AIM OF THE TASK: Copy every line that contains the string "more" from the entries below.

>> start SUPPLIED RECORDS

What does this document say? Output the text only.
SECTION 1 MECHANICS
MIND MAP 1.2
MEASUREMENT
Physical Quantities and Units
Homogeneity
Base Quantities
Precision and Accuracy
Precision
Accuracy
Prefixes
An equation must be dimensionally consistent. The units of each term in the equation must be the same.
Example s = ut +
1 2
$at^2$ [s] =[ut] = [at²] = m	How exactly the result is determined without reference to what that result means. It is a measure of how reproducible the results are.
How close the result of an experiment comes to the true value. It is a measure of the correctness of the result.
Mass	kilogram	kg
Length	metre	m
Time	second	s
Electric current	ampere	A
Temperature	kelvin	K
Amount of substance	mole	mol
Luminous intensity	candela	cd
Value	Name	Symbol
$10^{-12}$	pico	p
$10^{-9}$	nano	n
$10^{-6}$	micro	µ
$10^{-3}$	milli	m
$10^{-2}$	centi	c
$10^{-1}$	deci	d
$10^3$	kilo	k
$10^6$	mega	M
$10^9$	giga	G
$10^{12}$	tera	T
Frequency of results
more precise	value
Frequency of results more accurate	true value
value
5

>> end SUPPLIED RECORDS

REPLY TO THE EXERCISE:
more precise	value
Frequency of results more accurate	true value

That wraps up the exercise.